Work required -
With the images removed, repeat the data below exactly.

>> start Data for this task

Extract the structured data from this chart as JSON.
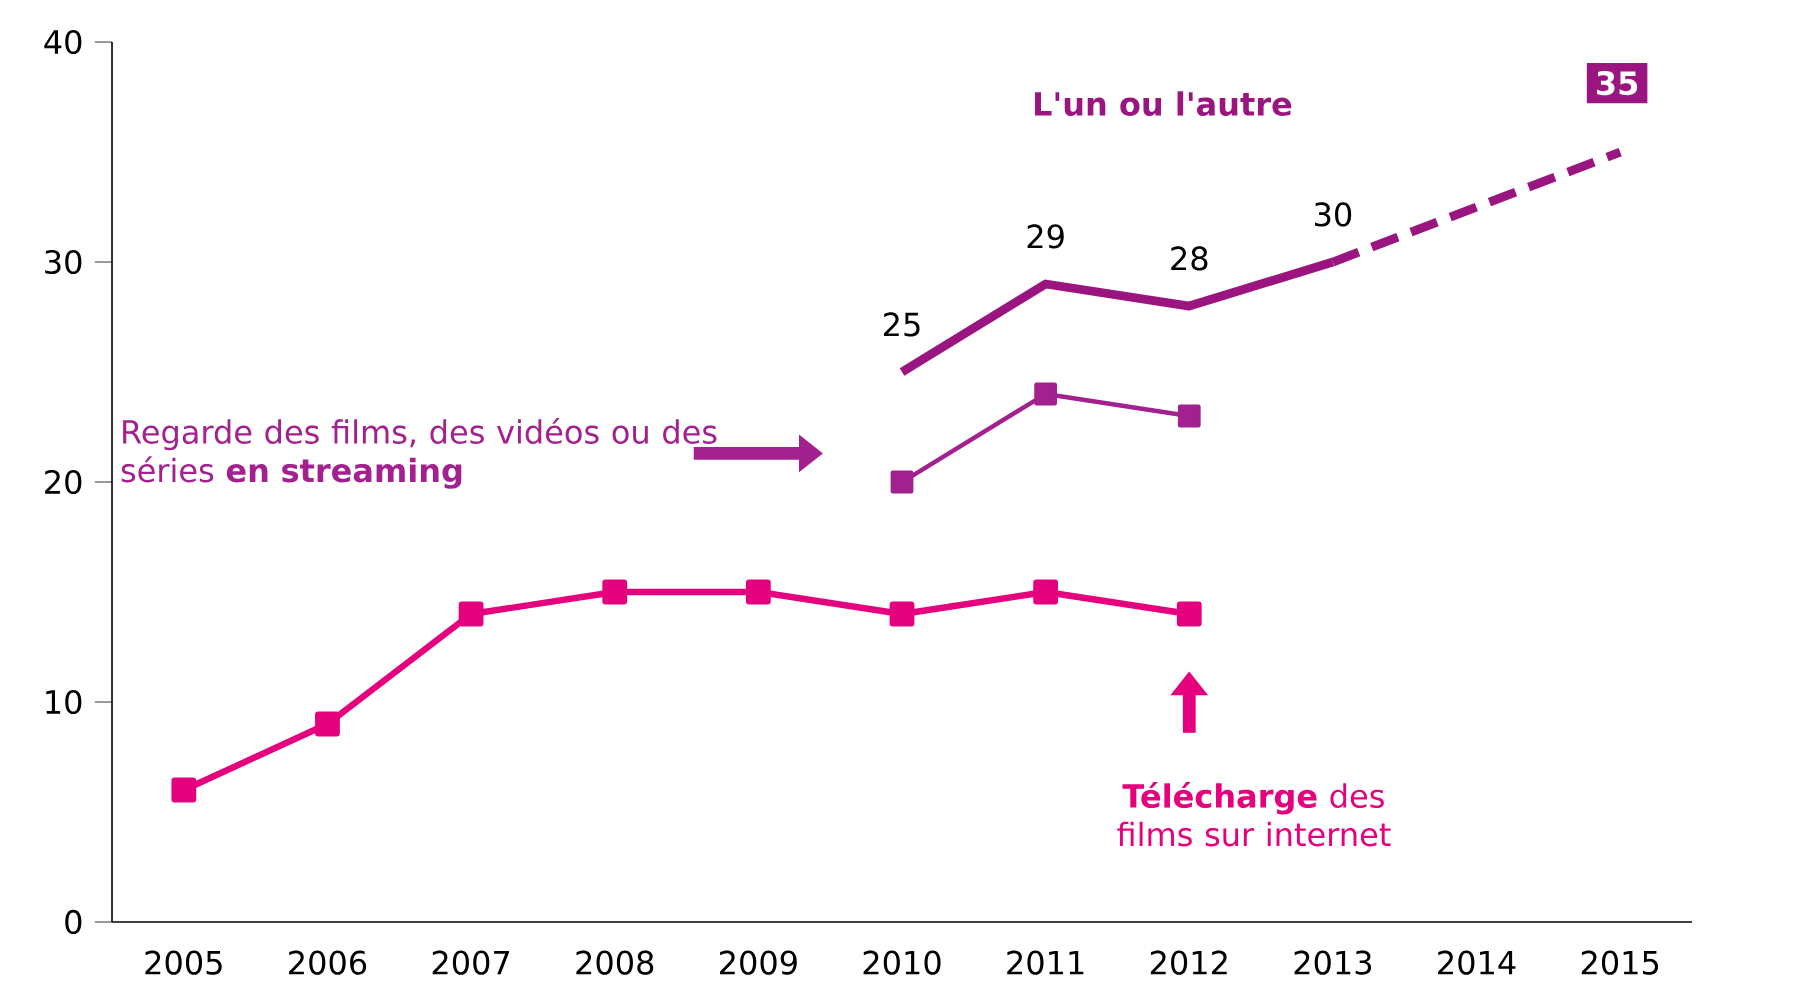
{
  "chart_data": {
    "type": "line",
    "categories": [
      "2005",
      "2006",
      "2007",
      "2008",
      "2009",
      "2010",
      "2011",
      "2012",
      "2013",
      "2014",
      "2015"
    ],
    "ylim": [
      0,
      40
    ],
    "yticks": [
      0,
      10,
      20,
      30,
      40
    ],
    "grid": false,
    "legend": false,
    "series": [
      {
        "name": "L'un  ou l'autre",
        "color": "#9b1580",
        "marker": "none",
        "line_style": "solid",
        "values": [
          null,
          null,
          null,
          null,
          null,
          25,
          29,
          28,
          30,
          null,
          null
        ],
        "value_labels": [
          null,
          null,
          null,
          null,
          null,
          "25",
          "29",
          "28",
          "30",
          null,
          null
        ]
      },
      {
        "color": "#9b1580",
        "marker": "none",
        "line_style": "dashed",
        "values": [
          null,
          null,
          null,
          null,
          null,
          null,
          null,
          null,
          30,
          null,
          35
        ],
        "value_labels": [
          null,
          null,
          null,
          null,
          null,
          null,
          null,
          null,
          null,
          null,
          "35"
        ]
      },
      {
        "name": "Regarde des films, des vidéos ou des séries **en streaming**",
        "color": "#a2218f",
        "marker": "square",
        "line_style": "solid",
        "values": [
          null,
          null,
          null,
          null,
          null,
          20,
          24,
          23,
          null,
          null,
          null
        ]
      },
      {
        "name": "**Télécharge** des films sur internet",
        "color": "#e5007d",
        "marker": "square",
        "line_style": "solid",
        "values": [
          6,
          9,
          14,
          15,
          15,
          14,
          15,
          14,
          null,
          null,
          null
        ]
      }
    ]
  }
}
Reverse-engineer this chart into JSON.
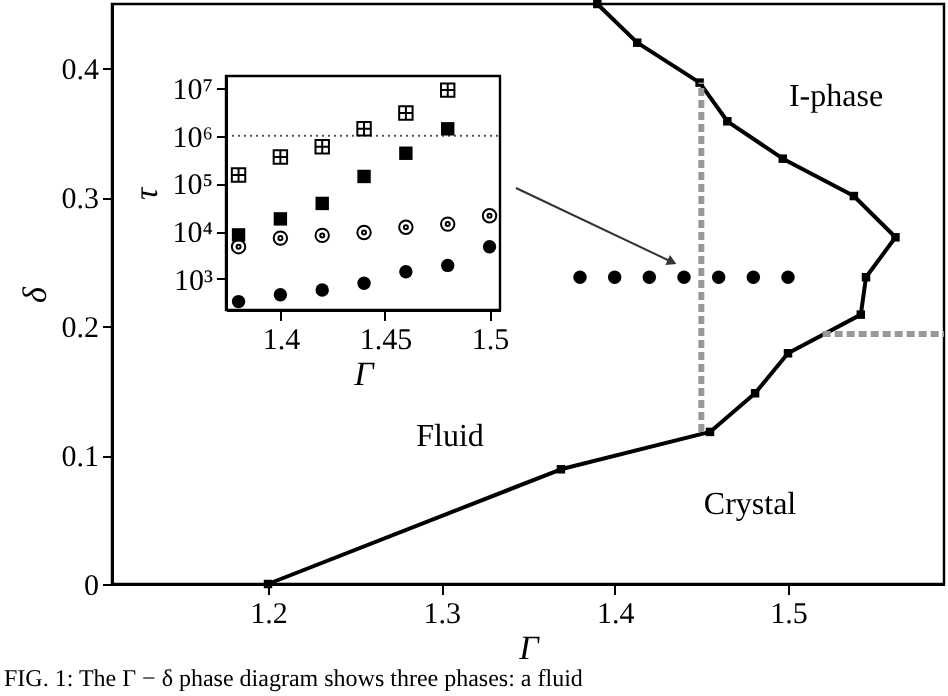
{
  "chart_data": [
    {
      "type": "line",
      "xlabel": "Γ",
      "ylabel": "δ",
      "xlim": [
        1.11,
        1.59
      ],
      "ylim": [
        0,
        0.45
      ],
      "xticks": [
        1.2,
        1.3,
        1.4,
        1.5
      ],
      "yticks": [
        0,
        0.1,
        0.2,
        0.3,
        0.4
      ],
      "grid": false,
      "series": [
        {
          "type": "line",
          "color": "#000000",
          "marker": "square",
          "line_style": "solid",
          "x": [
            1.2,
            1.369,
            1.455,
            1.481,
            1.5,
            1.542,
            1.545,
            1.562,
            1.538,
            1.497,
            1.465,
            1.449,
            1.413,
            1.39
          ],
          "values": [
            0,
            0.089,
            0.118,
            0.148,
            0.179,
            0.209,
            0.238,
            0.269,
            0.301,
            0.33,
            0.359,
            0.389,
            0.42,
            0.45
          ]
        },
        {
          "type": "line",
          "color": "#999999",
          "marker": "none",
          "line_style": "dashed",
          "x": [
            1.45,
            1.45
          ],
          "values": [
            0.118,
            0.389
          ]
        },
        {
          "type": "line",
          "color": "#999999",
          "marker": "none",
          "line_style": "dashed",
          "x": [
            1.52,
            1.59
          ],
          "values": [
            0.194,
            0.194
          ]
        },
        {
          "type": "scatter",
          "color": "#000000",
          "marker": "circle",
          "x": [
            1.38,
            1.4,
            1.42,
            1.44,
            1.46,
            1.48,
            1.5
          ],
          "values": [
            0.238,
            0.238,
            0.238,
            0.238,
            0.238,
            0.238,
            0.238
          ]
        }
      ],
      "annotations": [
        "I-phase",
        "Fluid",
        "Crystal",
        "FIG. 1: The Γ − δ phase diagram shows three phases: a fluid"
      ]
    },
    {
      "type": "scatter",
      "xlabel": "Γ",
      "ylabel": "τ",
      "xlim": [
        1.374,
        1.505
      ],
      "ylim": [
        220,
        18000000
      ],
      "log": "y",
      "xticks": [
        1.4,
        1.45,
        1.5
      ],
      "yticks": [
        {
          "value": 1000,
          "label": "10³"
        },
        {
          "value": 10000,
          "label": "10⁴"
        },
        {
          "value": 100000,
          "label": "10⁵"
        },
        {
          "value": 1000000,
          "label": "10⁶"
        },
        {
          "value": 10000000,
          "label": "10⁷"
        }
      ],
      "grid": false,
      "ref_lines": [
        {
          "axis": "y",
          "value": 1000000,
          "color": "#555555",
          "line_style": "dotted"
        }
      ],
      "series": [
        {
          "color": "#000000",
          "marker": "cross",
          "x": [
            1.38,
            1.4,
            1.42,
            1.44,
            1.46,
            1.48
          ],
          "values": [
            150000,
            360000,
            590000,
            1400000,
            3000000,
            9100000
          ]
        },
        {
          "color": "#000000",
          "marker": "square",
          "x": [
            1.38,
            1.4,
            1.42,
            1.44,
            1.46,
            1.48
          ],
          "values": [
            8300,
            18000,
            38000,
            140000,
            430000,
            1400000
          ]
        },
        {
          "color": "#000000",
          "marker": "circle",
          "x": [
            1.38,
            1.4,
            1.42,
            1.44,
            1.46,
            1.48,
            1.5
          ],
          "values": [
            4700,
            7100,
            8100,
            9300,
            12000,
            14000,
            21000
          ]
        },
        {
          "color": "#000000",
          "marker": "circle",
          "x": [
            1.38,
            1.4,
            1.42,
            1.44,
            1.46,
            1.48,
            1.5
          ],
          "values": [
            330,
            460,
            580,
            800,
            1400,
            1900,
            4700
          ]
        }
      ]
    }
  ]
}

>> end Data for this task

Task result -
Extract the structured data from this chart as JSON.
{
  "chart_data": {
    "type": "line",
    "categories": [
      "2005",
      "2006",
      "2007",
      "2008",
      "2009",
      "2010",
      "2011",
      "2012",
      "2013",
      "2014",
      "2015"
    ],
    "ylim": [
      0,
      40
    ],
    "yticks": [
      0,
      10,
      20,
      30,
      40
    ],
    "grid": false,
    "legend": false,
    "series": [
      {
        "name": "L'un  ou l'autre",
        "color": "#9b1580",
        "marker": "none",
        "line_style": "solid",
        "values": [
          null,
          null,
          null,
          null,
          null,
          25,
          29,
          28,
          30,
          null,
          null
        ],
        "value_labels": [
          null,
          null,
          null,
          null,
          null,
          "25",
          "29",
          "28",
          "30",
          null,
          null
        ]
      },
      {
        "color": "#9b1580",
        "marker": "none",
        "line_style": "dashed",
        "values": [
          null,
          null,
          null,
          null,
          null,
          null,
          null,
          null,
          30,
          null,
          35
        ],
        "value_labels": [
          null,
          null,
          null,
          null,
          null,
          null,
          null,
          null,
          null,
          null,
          "35"
        ]
      },
      {
        "name": "Regarde des films, des vidéos ou des séries **en streaming**",
        "color": "#a2218f",
        "marker": "square",
        "line_style": "solid",
        "values": [
          null,
          null,
          null,
          null,
          null,
          20,
          24,
          23,
          null,
          null,
          null
        ]
      },
      {
        "name": "**Télécharge** des films sur internet",
        "color": "#e5007d",
        "marker": "square",
        "line_style": "solid",
        "values": [
          6,
          9,
          14,
          15,
          15,
          14,
          15,
          14,
          null,
          null,
          null
        ]
      }
    ]
  }
}
Reverse-engineer this chart into JSON.
{
  "chart_data": [
    {
      "type": "line",
      "xlabel": "Γ",
      "ylabel": "δ",
      "xlim": [
        1.11,
        1.59
      ],
      "ylim": [
        0,
        0.45
      ],
      "xticks": [
        1.2,
        1.3,
        1.4,
        1.5
      ],
      "yticks": [
        0,
        0.1,
        0.2,
        0.3,
        0.4
      ],
      "grid": false,
      "series": [
        {
          "type": "line",
          "color": "#000000",
          "marker": "square",
          "line_style": "solid",
          "x": [
            1.2,
            1.369,
            1.455,
            1.481,
            1.5,
            1.542,
            1.545,
            1.562,
            1.538,
            1.497,
            1.465,
            1.449,
            1.413,
            1.39
          ],
          "values": [
            0,
            0.089,
            0.118,
            0.148,
            0.179,
            0.209,
            0.238,
            0.269,
            0.301,
            0.33,
            0.359,
            0.389,
            0.42,
            0.45
          ]
        },
        {
          "type": "line",
          "color": "#999999",
          "marker": "none",
          "line_style": "dashed",
          "x": [
            1.45,
            1.45
          ],
          "values": [
            0.118,
            0.389
          ]
        },
        {
          "type": "line",
          "color": "#999999",
          "marker": "none",
          "line_style": "dashed",
          "x": [
            1.52,
            1.59
          ],
          "values": [
            0.194,
            0.194
          ]
        },
        {
          "type": "scatter",
          "color": "#000000",
          "marker": "circle",
          "x": [
            1.38,
            1.4,
            1.42,
            1.44,
            1.46,
            1.48,
            1.5
          ],
          "values": [
            0.238,
            0.238,
            0.238,
            0.238,
            0.238,
            0.238,
            0.238
          ]
        }
      ],
      "annotations": [
        "I-phase",
        "Fluid",
        "Crystal",
        "FIG. 1: The Γ − δ phase diagram shows three phases: a fluid"
      ]
    },
    {
      "type": "scatter",
      "xlabel": "Γ",
      "ylabel": "τ",
      "xlim": [
        1.374,
        1.505
      ],
      "ylim": [
        220,
        18000000
      ],
      "log": "y",
      "xticks": [
        1.4,
        1.45,
        1.5
      ],
      "yticks": [
        {
          "value": 1000,
          "label": "10³"
        },
        {
          "value": 10000,
          "label": "10⁴"
        },
        {
          "value": 100000,
          "label": "10⁵"
        },
        {
          "value": 1000000,
          "label": "10⁶"
        },
        {
          "value": 10000000,
          "label": "10⁷"
        }
      ],
      "grid": false,
      "ref_lines": [
        {
          "axis": "y",
          "value": 1000000,
          "color": "#555555",
          "line_style": "dotted"
        }
      ],
      "series": [
        {
          "color": "#000000",
          "marker": "cross",
          "x": [
            1.38,
            1.4,
            1.42,
            1.44,
            1.46,
            1.48
          ],
          "values": [
            150000,
            360000,
            590000,
            1400000,
            3000000,
            9100000
          ]
        },
        {
          "color": "#000000",
          "marker": "square",
          "x": [
            1.38,
            1.4,
            1.42,
            1.44,
            1.46,
            1.48
          ],
          "values": [
            8300,
            18000,
            38000,
            140000,
            430000,
            1400000
          ]
        },
        {
          "color": "#000000",
          "marker": "circle",
          "x": [
            1.38,
            1.4,
            1.42,
            1.44,
            1.46,
            1.48,
            1.5
          ],
          "values": [
            4700,
            7100,
            8100,
            9300,
            12000,
            14000,
            21000
          ]
        },
        {
          "color": "#000000",
          "marker": "circle",
          "x": [
            1.38,
            1.4,
            1.42,
            1.44,
            1.46,
            1.48,
            1.5
          ],
          "values": [
            330,
            460,
            580,
            800,
            1400,
            1900,
            4700
          ]
        }
      ]
    }
  ]
}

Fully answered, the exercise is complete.